• WHAT YOU NEED TO DO
Work out how many lines in the data hold the word "icon", and reply with that number only.

Collected data:
* * *

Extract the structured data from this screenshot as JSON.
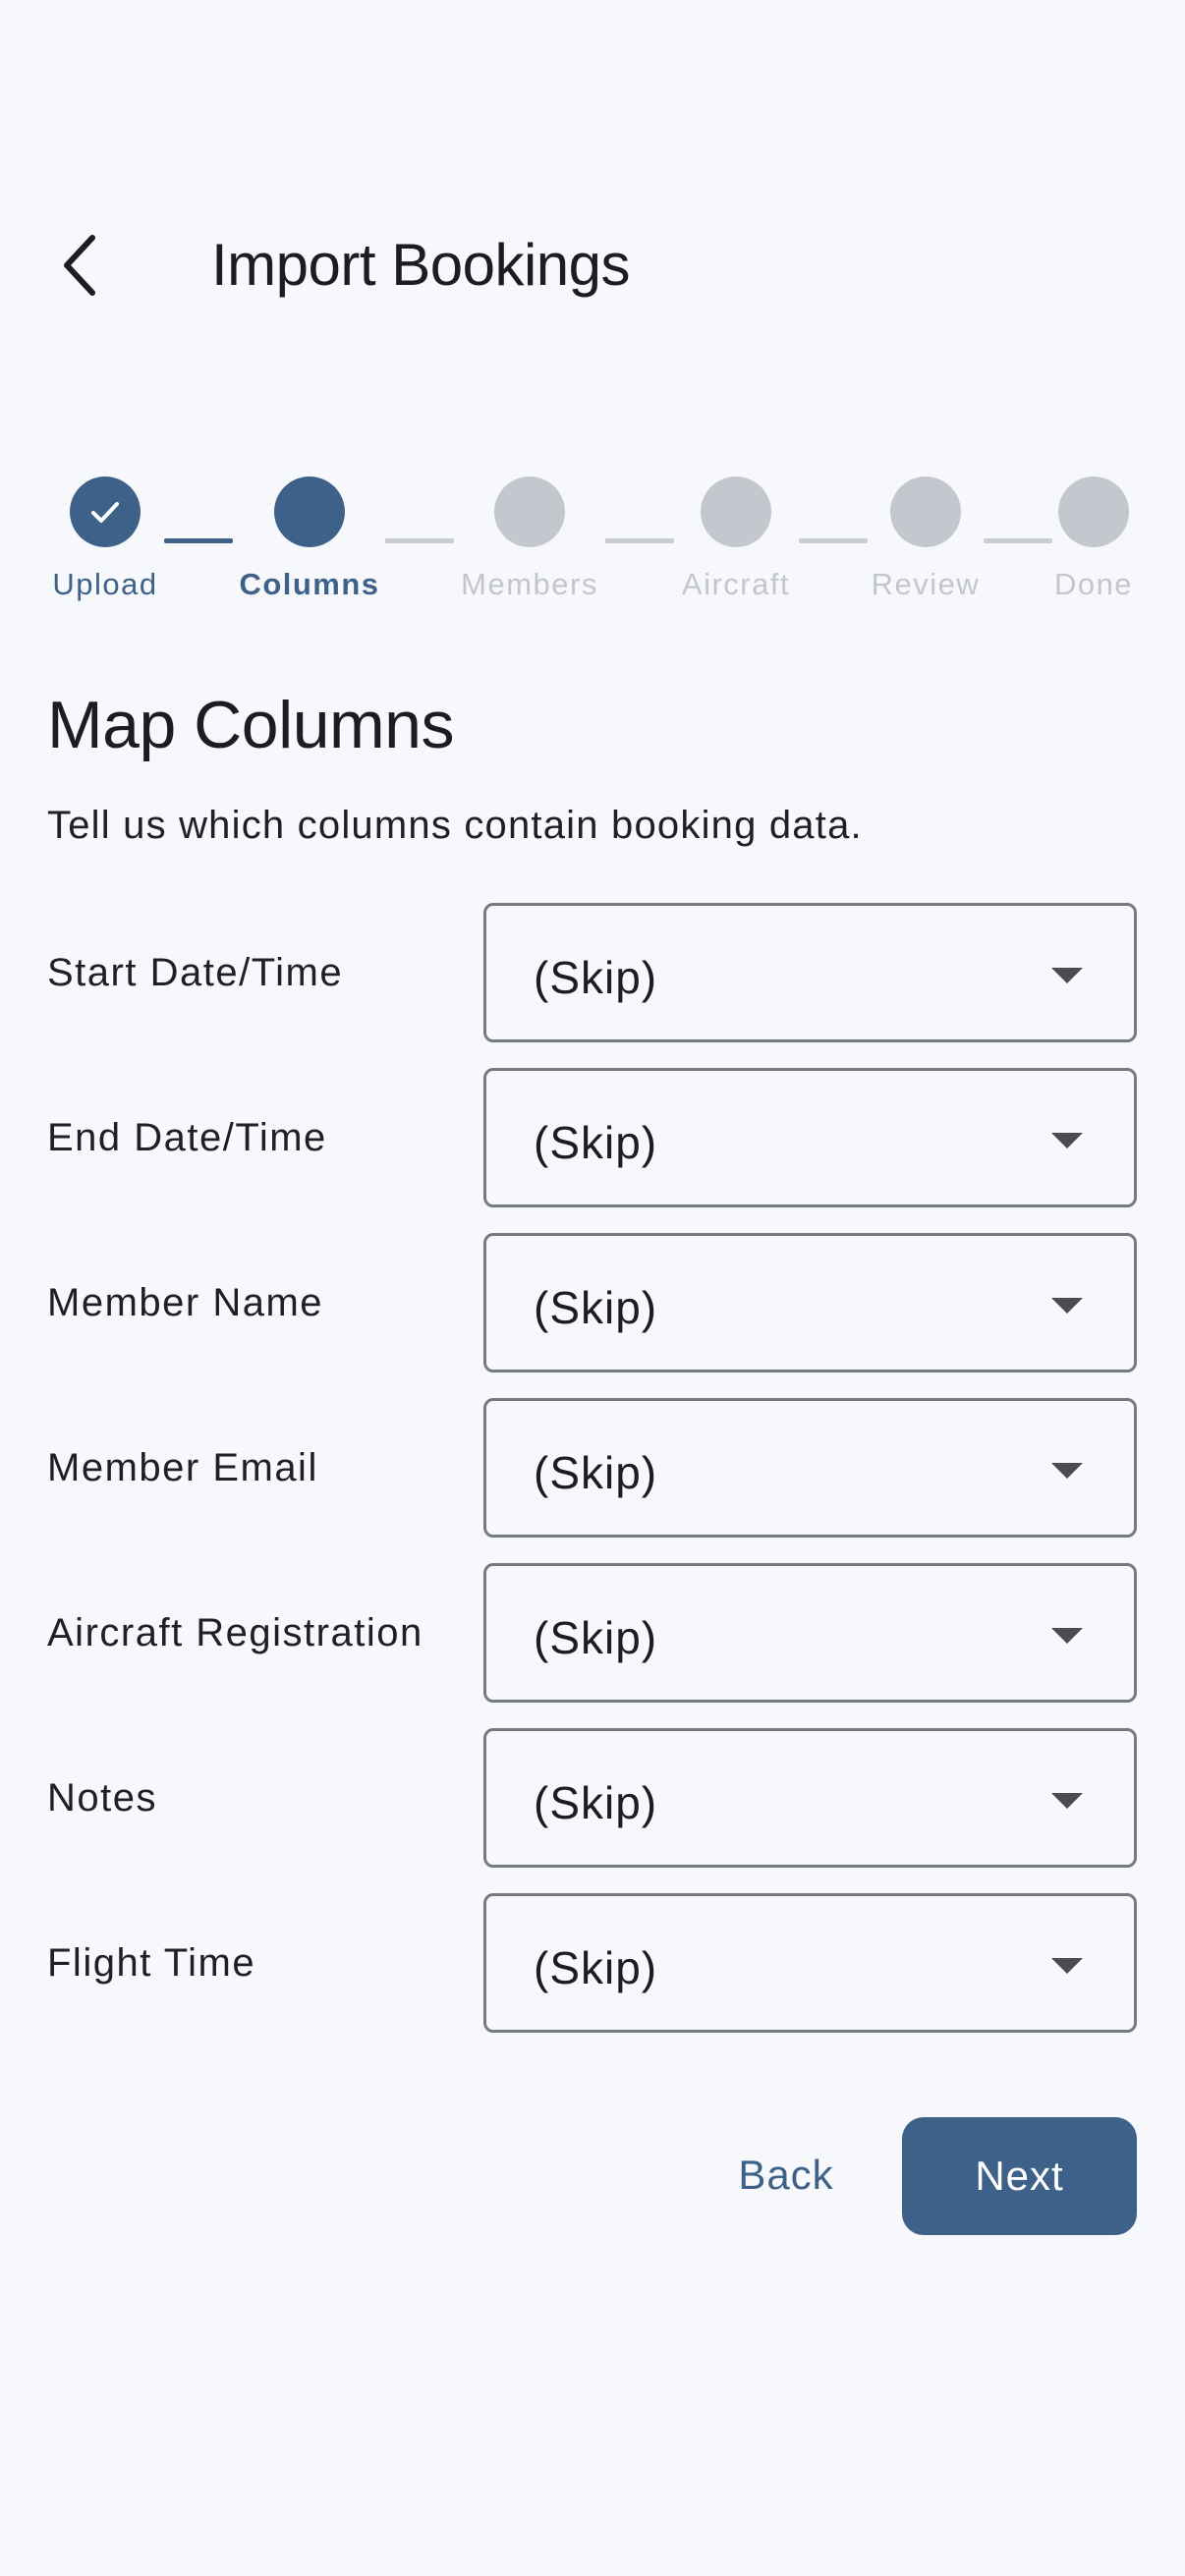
{
  "header": {
    "title": "Import Bookings",
    "back_icon": "chevron-left-icon"
  },
  "stepper": {
    "steps": [
      {
        "label": "Upload",
        "state": "done",
        "icon": "check-icon"
      },
      {
        "label": "Columns",
        "state": "active"
      },
      {
        "label": "Members",
        "state": "pending"
      },
      {
        "label": "Aircraft",
        "state": "pending"
      },
      {
        "label": "Review",
        "state": "pending"
      },
      {
        "label": "Done",
        "state": "pending"
      }
    ]
  },
  "main": {
    "title": "Map Columns",
    "description": "Tell us which columns contain booking data.",
    "mappings": [
      {
        "label": "Start Date/Time",
        "value": "(Skip)"
      },
      {
        "label": "End Date/Time",
        "value": "(Skip)"
      },
      {
        "label": "Member Name",
        "value": "(Skip)"
      },
      {
        "label": "Member Email",
        "value": "(Skip)"
      },
      {
        "label": "Aircraft Registration",
        "value": "(Skip)"
      },
      {
        "label": "Notes",
        "value": "(Skip)"
      },
      {
        "label": "Flight Time",
        "value": "(Skip)"
      }
    ]
  },
  "actions": {
    "back_label": "Back",
    "next_label": "Next"
  },
  "colors": {
    "primary": "#3e6189",
    "inactive": "#c4c8ce",
    "background": "#f7f8fc"
  }
}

* * *

• FULL SOLUTION
2